## Objective:
Copy the material below word for word, starting at its first line and going down to and including the line that contains "layers-icon — [251, 172, 271, 189]".

[Layout dataset entries]
______

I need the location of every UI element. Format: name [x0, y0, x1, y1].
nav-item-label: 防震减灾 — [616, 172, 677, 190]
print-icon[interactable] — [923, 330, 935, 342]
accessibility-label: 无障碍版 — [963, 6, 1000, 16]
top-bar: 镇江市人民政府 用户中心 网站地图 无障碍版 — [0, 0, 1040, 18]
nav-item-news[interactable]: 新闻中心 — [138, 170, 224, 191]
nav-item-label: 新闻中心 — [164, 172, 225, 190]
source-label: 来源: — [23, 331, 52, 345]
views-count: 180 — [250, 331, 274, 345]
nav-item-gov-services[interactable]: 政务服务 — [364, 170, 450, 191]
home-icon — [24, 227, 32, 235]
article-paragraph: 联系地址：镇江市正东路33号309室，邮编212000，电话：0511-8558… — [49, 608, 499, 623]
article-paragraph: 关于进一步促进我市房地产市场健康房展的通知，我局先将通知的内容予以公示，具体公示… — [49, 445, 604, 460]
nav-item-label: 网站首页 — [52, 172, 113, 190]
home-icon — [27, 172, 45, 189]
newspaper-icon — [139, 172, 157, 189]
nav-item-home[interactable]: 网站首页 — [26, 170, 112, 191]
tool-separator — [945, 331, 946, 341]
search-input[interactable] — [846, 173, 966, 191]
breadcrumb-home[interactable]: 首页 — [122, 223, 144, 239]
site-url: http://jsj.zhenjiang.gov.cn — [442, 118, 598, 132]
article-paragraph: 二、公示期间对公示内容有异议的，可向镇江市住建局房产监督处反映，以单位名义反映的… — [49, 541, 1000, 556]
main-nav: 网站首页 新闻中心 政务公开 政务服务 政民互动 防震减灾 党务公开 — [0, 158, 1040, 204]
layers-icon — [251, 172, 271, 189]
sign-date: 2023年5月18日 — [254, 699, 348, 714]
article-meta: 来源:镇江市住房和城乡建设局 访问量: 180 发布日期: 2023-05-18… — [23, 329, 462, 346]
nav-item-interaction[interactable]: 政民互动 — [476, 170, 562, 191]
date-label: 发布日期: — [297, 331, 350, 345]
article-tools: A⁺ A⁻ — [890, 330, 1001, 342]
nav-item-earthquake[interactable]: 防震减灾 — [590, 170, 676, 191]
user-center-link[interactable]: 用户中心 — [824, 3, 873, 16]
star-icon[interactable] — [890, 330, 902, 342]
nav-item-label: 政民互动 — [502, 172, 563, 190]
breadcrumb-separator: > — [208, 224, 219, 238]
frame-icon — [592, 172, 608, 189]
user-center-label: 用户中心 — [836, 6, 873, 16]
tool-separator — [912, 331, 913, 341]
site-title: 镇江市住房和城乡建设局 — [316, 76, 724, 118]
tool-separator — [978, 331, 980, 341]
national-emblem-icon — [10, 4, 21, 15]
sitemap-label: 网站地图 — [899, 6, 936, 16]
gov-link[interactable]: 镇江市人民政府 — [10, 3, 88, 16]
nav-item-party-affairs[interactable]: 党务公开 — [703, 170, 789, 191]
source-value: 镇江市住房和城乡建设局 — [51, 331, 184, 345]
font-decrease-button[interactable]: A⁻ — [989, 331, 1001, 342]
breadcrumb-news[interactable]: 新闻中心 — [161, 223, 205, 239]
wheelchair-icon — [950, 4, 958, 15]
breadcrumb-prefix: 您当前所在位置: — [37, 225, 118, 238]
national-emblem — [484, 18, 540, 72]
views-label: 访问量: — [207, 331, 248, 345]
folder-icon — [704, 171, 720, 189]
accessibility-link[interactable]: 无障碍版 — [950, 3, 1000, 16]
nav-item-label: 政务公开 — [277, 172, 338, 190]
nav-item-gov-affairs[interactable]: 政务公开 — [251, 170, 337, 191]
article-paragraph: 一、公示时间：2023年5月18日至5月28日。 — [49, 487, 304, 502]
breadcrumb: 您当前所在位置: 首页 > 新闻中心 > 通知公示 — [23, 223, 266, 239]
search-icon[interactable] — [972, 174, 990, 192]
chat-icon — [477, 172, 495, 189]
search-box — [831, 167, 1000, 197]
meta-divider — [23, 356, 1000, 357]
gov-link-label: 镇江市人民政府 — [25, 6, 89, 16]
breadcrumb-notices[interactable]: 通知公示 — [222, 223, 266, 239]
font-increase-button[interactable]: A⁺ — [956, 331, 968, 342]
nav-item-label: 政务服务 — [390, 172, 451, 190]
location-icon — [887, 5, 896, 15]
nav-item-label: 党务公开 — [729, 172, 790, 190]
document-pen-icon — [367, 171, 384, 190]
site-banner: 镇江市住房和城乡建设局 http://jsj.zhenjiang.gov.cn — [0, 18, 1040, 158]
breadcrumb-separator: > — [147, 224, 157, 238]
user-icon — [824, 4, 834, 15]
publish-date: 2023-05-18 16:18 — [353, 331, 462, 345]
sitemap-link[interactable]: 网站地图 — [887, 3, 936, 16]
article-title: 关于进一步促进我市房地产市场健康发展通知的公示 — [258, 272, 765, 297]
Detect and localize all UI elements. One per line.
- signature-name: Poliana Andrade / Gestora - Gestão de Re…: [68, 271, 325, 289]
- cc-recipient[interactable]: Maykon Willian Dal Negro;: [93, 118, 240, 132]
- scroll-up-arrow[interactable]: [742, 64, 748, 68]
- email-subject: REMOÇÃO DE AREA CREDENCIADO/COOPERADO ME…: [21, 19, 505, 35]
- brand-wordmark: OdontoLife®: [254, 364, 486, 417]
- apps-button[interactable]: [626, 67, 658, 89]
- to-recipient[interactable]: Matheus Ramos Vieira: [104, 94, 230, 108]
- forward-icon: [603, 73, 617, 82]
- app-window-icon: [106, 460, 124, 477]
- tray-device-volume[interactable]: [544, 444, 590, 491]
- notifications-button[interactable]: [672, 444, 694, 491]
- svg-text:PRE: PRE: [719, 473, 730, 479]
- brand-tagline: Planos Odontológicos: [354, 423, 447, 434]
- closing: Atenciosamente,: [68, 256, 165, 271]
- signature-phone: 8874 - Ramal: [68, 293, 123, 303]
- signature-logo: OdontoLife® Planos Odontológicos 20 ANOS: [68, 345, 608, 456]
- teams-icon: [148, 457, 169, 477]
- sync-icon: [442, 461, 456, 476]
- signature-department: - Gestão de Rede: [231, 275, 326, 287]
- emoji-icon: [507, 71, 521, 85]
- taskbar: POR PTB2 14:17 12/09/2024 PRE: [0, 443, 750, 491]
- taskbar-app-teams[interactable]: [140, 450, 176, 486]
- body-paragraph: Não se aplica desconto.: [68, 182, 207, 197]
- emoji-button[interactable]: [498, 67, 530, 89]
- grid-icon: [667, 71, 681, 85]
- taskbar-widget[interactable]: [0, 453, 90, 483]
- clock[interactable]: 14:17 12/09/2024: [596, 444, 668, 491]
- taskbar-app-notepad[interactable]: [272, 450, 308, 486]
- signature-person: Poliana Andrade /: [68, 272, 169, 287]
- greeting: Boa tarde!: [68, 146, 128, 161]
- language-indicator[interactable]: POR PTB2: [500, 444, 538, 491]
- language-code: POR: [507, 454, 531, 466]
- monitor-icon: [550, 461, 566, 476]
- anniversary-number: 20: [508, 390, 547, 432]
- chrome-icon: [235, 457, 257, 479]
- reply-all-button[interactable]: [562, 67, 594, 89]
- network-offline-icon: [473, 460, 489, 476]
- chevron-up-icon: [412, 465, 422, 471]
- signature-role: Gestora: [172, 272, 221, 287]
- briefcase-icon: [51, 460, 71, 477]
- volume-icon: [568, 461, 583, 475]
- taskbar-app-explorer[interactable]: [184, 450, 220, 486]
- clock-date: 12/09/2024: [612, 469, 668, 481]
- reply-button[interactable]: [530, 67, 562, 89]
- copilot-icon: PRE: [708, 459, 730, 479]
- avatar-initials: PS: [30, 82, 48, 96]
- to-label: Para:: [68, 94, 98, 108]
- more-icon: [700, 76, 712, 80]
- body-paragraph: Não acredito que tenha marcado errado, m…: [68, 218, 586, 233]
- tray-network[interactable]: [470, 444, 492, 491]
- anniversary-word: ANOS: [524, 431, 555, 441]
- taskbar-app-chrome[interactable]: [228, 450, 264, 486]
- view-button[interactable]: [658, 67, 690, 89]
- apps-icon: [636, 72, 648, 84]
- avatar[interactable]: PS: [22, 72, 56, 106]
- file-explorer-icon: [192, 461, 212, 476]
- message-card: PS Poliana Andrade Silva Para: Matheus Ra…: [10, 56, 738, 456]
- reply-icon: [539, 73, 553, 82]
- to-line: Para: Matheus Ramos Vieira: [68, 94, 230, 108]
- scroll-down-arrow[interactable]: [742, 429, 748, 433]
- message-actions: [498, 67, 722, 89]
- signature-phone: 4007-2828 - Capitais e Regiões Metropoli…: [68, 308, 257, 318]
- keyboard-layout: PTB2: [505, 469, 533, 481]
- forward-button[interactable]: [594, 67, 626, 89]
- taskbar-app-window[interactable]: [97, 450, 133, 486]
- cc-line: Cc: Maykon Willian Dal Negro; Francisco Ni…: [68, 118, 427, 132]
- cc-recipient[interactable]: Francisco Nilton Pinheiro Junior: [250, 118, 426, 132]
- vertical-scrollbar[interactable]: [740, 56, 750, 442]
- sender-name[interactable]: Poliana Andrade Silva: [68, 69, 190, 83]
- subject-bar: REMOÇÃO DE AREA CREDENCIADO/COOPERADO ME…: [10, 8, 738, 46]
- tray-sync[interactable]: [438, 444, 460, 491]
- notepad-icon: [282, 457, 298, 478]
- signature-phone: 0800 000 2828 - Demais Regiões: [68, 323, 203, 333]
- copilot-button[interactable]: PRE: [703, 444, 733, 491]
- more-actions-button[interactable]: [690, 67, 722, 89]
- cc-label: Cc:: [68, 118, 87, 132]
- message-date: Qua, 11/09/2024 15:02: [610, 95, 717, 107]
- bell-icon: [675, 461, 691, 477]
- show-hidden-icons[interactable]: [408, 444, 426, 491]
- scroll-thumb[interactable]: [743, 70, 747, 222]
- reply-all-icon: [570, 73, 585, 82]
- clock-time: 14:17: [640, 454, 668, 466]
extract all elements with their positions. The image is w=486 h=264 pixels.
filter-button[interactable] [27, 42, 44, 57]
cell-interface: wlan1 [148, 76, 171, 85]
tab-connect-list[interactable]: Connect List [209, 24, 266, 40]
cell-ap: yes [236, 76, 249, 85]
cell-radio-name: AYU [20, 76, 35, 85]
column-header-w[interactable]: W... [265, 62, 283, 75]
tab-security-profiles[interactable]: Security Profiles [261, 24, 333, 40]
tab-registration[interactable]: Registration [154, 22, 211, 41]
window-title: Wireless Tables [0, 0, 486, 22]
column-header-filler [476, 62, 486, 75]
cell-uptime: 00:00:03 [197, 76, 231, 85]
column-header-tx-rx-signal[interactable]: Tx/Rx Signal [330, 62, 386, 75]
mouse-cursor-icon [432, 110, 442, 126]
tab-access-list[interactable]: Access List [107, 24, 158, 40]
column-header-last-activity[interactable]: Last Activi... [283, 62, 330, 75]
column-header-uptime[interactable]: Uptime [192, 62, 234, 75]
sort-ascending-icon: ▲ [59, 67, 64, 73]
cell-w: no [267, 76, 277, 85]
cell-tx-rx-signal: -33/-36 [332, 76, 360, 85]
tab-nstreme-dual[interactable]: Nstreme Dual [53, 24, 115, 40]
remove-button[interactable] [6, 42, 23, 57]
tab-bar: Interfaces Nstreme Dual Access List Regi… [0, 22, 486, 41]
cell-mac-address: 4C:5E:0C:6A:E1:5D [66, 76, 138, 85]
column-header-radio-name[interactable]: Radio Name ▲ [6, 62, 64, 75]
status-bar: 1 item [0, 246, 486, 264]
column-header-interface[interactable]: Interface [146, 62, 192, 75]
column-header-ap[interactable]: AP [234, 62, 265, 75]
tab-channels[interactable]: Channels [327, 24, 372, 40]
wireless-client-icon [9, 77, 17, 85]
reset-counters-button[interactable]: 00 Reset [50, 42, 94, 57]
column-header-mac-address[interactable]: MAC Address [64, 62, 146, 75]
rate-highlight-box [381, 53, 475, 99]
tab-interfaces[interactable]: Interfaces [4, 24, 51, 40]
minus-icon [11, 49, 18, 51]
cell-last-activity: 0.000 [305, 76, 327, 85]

______

## Reply:
I need the location of every UI element. Format: name [x0, y0, x1, y1].
nav-item-label: 防震减灾 — [616, 172, 677, 190]
print-icon[interactable] — [923, 330, 935, 342]
accessibility-label: 无障碍版 — [963, 6, 1000, 16]
top-bar: 镇江市人民政府 用户中心 网站地图 无障碍版 — [0, 0, 1040, 18]
nav-item-news[interactable]: 新闻中心 — [138, 170, 224, 191]
nav-item-label: 新闻中心 — [164, 172, 225, 190]
source-label: 来源: — [23, 331, 52, 345]
views-count: 180 — [250, 331, 274, 345]
nav-item-gov-services[interactable]: 政务服务 — [364, 170, 450, 191]
home-icon — [24, 227, 32, 235]
article-paragraph: 联系地址：镇江市正东路33号309室，邮编212000，电话：0511-8558… — [49, 608, 499, 623]
article-paragraph: 关于进一步促进我市房地产市场健康房展的通知，我局先将通知的内容予以公示，具体公示… — [49, 445, 604, 460]
nav-item-label: 网站首页 — [52, 172, 113, 190]
home-icon — [27, 172, 45, 189]
newspaper-icon — [139, 172, 157, 189]
nav-item-home[interactable]: 网站首页 — [26, 170, 112, 191]
tool-separator — [945, 331, 946, 341]
search-input[interactable] — [846, 173, 966, 191]
breadcrumb-home[interactable]: 首页 — [122, 223, 144, 239]
site-url: http://jsj.zhenjiang.gov.cn — [442, 118, 598, 132]
article-paragraph: 二、公示期间对公示内容有异议的，可向镇江市住建局房产监督处反映，以单位名义反映的… — [49, 541, 1000, 556]
main-nav: 网站首页 新闻中心 政务公开 政务服务 政民互动 防震减灾 党务公开 — [0, 158, 1040, 204]
layers-icon — [251, 172, 271, 189]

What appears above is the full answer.